Texto proporcionado:

--- --- ---

La pretensión del neoliberalismo es que cada persona compita en el mercado con todas las demás, mientras es prácticamente imposible sustraerse a este comercio porque nuestra misma vida social —como cualquier usuario de Facebook sabe bien— se ha convertido en mercancía. El neoliberalismo toma el anarquismo y lo monetiza. La verdad es que los hombres y las mujeres del mundo global están trágicamente solos, a merced de fuerzas, esas sí, anárquicas en el sentido estricto de la palabra, es decir, sin gobierno ni mando, y federadas en su voluntaria extensión mundial. Son poderes frente a los cuales los individuos, privados de toda protección colectiva dotada de una fuerza igual, se transforman en bienes de intercambio devaluado. La libertad que de ello resulta es solo la del abandono, la del dejarse llevar como cuerpos inermes hacia un mar tempestuoso.
El despliegue mundial de los nuevos poderes acaba en un ahondamiento de la brecha de la unidad de clase entre una élite global y la ciudadanía nacionalizada. Reflejando la fragmentación del sistema-mundo, la recomposición rizomática de la riqueza y de la pobreza conduce a una renovada unidad de las élites. Hay ahora más semejanzas en los hábitos de vida, más comunidad de intereses —¡más «comunidad imaginada», más nación!—entre un profesional de Milán y otro de Johannesburgo que la que hay entre ellos y la franja más periférica de su país. Se trata, en algunos aspectos, de un retorno al concepto de «nación» que hemos visto surgir en la Sorbona medieval, es decir, una nueva parte de mundo que corta horizontalmente la adhesión social y efectiva a los propios Estados. Y mientras que la élites se unen cada vez más conjuntadas en una única tela de araña mundial, en todo el mundo los trabajadores son puestos en contra de otros trabajadores en una eficaz estrategia adecuada para dividir y gobernar. A menudo, los mismos bastiones obreros eligen a gobernantes nacionalistas que estigmatizan a los trabajadores de terceros países como si fueran estos la causa del empobrecimiento de los trabajadores nacionales.

--- --- ---

Filas de datos:
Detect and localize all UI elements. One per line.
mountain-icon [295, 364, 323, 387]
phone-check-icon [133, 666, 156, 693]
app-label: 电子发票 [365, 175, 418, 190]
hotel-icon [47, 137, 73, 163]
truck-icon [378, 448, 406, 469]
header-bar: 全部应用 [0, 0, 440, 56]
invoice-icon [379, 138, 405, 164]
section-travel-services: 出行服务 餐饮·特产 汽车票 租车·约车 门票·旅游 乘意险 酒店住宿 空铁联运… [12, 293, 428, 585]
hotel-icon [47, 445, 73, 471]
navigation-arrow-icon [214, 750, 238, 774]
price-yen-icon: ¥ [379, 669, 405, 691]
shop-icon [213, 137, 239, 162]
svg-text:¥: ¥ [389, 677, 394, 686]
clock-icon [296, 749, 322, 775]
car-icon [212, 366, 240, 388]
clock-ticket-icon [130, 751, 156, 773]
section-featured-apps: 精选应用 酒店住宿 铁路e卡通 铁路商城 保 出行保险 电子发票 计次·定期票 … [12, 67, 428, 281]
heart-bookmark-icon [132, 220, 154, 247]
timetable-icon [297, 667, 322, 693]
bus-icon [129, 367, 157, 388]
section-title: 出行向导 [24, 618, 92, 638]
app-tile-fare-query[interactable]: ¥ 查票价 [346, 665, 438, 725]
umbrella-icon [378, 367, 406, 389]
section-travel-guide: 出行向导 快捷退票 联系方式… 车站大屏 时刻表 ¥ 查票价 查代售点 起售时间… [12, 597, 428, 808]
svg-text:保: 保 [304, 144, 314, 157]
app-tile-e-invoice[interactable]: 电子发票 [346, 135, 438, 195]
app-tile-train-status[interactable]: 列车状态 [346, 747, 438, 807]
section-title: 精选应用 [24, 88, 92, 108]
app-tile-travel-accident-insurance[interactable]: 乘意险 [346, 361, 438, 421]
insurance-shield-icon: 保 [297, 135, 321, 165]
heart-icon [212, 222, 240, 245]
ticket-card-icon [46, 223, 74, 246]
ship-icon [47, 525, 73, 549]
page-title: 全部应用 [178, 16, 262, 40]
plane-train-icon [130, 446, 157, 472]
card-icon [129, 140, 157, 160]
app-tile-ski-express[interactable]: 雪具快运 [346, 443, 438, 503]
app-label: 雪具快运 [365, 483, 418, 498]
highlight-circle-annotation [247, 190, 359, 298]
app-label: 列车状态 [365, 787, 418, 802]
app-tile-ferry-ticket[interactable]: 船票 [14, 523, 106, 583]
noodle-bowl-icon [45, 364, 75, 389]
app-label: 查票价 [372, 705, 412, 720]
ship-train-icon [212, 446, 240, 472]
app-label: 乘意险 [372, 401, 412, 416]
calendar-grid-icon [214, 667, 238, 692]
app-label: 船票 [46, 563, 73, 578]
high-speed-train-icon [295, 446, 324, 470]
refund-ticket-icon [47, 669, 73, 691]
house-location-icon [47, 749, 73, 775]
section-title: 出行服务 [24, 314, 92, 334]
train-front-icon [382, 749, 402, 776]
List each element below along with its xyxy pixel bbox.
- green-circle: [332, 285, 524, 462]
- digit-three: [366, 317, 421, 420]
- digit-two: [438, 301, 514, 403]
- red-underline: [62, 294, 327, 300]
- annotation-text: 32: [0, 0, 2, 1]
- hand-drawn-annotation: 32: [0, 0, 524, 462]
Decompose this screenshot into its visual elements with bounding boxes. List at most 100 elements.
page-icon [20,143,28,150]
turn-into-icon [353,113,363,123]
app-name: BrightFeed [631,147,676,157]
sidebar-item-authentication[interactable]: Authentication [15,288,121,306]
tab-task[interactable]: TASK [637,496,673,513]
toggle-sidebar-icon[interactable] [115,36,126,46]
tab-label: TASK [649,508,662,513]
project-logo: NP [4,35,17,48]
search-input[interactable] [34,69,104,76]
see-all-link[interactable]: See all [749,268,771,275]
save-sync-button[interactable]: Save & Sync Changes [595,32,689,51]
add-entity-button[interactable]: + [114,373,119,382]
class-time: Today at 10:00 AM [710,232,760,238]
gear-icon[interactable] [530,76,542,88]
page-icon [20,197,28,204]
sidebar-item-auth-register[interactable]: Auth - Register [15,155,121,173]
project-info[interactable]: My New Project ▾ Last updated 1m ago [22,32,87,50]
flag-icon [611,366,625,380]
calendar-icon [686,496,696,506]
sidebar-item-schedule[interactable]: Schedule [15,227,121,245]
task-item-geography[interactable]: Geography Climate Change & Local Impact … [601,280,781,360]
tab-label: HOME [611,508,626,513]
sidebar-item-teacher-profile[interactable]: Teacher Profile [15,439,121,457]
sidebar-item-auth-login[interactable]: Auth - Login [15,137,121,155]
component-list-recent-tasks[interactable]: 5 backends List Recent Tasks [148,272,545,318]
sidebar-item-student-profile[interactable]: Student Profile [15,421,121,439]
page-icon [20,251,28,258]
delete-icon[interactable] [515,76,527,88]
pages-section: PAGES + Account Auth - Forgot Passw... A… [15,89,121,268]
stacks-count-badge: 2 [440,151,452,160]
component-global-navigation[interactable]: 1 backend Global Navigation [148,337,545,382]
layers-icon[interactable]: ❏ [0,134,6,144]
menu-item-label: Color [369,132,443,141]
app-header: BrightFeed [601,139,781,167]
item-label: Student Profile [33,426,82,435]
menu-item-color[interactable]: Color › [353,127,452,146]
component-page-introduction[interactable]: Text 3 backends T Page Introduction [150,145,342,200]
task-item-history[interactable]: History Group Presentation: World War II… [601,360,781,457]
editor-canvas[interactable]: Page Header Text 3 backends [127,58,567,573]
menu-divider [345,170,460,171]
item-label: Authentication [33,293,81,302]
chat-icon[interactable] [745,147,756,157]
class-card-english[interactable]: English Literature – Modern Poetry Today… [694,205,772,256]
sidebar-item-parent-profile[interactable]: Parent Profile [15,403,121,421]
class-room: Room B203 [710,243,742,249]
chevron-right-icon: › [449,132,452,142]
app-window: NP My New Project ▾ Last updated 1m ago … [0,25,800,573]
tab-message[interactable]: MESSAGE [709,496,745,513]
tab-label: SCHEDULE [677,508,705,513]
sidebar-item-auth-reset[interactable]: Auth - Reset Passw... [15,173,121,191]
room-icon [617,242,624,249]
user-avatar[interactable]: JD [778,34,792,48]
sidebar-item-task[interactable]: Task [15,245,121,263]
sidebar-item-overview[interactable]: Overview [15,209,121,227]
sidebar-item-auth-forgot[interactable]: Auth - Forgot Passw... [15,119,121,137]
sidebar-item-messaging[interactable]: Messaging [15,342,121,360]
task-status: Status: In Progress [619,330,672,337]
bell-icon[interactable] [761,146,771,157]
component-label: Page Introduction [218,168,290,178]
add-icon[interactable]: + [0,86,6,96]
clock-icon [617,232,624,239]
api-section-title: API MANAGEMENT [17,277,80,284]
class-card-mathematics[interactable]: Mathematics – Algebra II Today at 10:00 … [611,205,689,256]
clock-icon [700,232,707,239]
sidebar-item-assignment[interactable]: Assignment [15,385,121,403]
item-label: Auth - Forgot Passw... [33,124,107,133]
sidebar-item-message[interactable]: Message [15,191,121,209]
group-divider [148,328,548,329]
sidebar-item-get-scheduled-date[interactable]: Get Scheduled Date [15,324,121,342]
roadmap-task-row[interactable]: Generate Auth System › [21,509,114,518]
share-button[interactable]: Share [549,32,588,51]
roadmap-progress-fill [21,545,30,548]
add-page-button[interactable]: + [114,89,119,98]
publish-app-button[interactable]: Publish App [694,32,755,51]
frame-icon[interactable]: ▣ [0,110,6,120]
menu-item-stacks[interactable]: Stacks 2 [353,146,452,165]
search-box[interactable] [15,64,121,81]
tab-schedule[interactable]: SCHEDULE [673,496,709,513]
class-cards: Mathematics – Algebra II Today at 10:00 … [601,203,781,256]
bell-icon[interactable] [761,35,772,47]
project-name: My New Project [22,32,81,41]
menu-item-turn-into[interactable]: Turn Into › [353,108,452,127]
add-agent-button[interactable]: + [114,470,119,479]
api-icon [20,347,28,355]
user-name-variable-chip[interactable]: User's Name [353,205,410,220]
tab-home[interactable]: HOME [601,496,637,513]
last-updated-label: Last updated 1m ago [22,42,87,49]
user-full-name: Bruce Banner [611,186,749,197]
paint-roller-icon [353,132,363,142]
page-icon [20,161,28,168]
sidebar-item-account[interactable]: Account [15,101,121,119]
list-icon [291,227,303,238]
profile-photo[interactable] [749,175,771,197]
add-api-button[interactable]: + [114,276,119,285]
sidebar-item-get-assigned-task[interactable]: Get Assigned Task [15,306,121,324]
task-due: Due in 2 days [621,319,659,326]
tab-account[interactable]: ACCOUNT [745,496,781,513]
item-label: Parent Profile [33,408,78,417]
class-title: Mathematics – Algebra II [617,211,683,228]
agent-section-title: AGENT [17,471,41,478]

--- --- ---

Tareas del ejercicio:
a. Da formato de lista numerada a las entradas, desde la primera hasta la línea con "hotel-icon [47, 445, 73, 471]", ambas incluidas, y omite las líneas en blanco.
b. Retoma el texto sobre el neoliberalismo y continúalo después de su última oración.
Las entradas no guardan ninguna relación con el texto sobre el neoliberalismo.

Respuestas por tarea:
a.
1. Detect and localize all UI elements. One per line.
2. mountain-icon [295, 364, 323, 387]
3. phone-check-icon [133, 666, 156, 693]
4. app-label: 电子发票 [365, 175, 418, 190]
5. hotel-icon [47, 137, 73, 163]
6. truck-icon [378, 448, 406, 469]
7. header-bar: 全部应用 [0, 0, 440, 56]
8. invoice-icon [379, 138, 405, 164]
9. section-travel-services: 出行服务 餐饮·特产 汽车票 租车·约车 门票·旅游 乘意险 酒店住宿 空铁联运… [12, 293, 428, 585]
10. hotel-icon [47, 445, 73, 471]

b.
Esta tendencia puede llevar a extremismos cuyo alcance aún se nos escapa: como la modificación biogenética de las personas va siendo cada vez más una perspectiva concreta, podemos imaginar —sin caer en la ciencia ficción—un futuro cercano en el que una parte de la humanidad conseguirá, a través de su riqueza y su posición privilegiada, aumentar sus capacidades mentales y motoras, dejando atrás a gran parte de la humanidad y transformando la diferencia entre clases en algo que se parece mucho a la diferencia entre especies. También esto, de alguna manera, es un retorno posmoderno al pasado: cuando la diferencia entre ricos y pobres era perfectamente identificable por las pronunciadas diferencias en expectativas de vida, apariencia externa y salud. La crisis climática, además, no hará más que dar mayor urgencia a este proceso; desde que hablamos de la crisis, el concepto de «apartheid climático» está entrando rápidamente en el debate público para señalar la gran brecha que se está creando entre aquellos que pueden pagarse su salvación (aunque sea temporal) y aquellos que, en cambio, se ven obligados a enfrentarse inermes a las peores consecuencias del desastre climático.
Este es el verdadero y posible nacionalismo del futuro, aparte del trucado que los vendedores de humo difunden hoy: la nación internacional de los privilegiados. No es pura casualidad que el politólogo búlgaro Iván Krastev identifique en el nacional-populismo una demanda latente de renacionalización de las élites. La demanda de una clase dirigente que recupere la relación orgánica con la nación de la que es parte. Eran —tiempo ha—los lazos de solidaridad nacional lo que garantizaba, aunque de forma limitada, la redistribución nación al de la riqueza y el sentimiento de un interés común por encima de las diferencias de clase. Apple será ciertamente estadounidense, pero no es para ella ningún problema mantener doscientos cincuenta millones de ganancias libres de impuestos fuera de Estados Unidos en paraísos fiscales; Ikea sigue ciertamente siendo sueca y continúa sirviendo salmón y albóndiguillas en sus restaurantes, pero lo cierto es que no contribuye al bienestar nacional eludiendo impuestos con su sede fiscal en Luxemburgo; Fiat, también podrá considerarse un pilar del industrialismo italiano, pero paga sus impuestos en los Países Bajos y gestiona su gobernanza desde Londres. Y lo que vale para las multinacionales vale también para las conocidas élites out of touch, distanciadas, cuya lejanía se manifiesta precisamente en la mirada que supera y va más allá de la comunidad de destino nacional. Nos encontramos hoy en el interior de un cosmopolitismo grotesco reducido a mero cosmos en el que no subsiste ninguna polis.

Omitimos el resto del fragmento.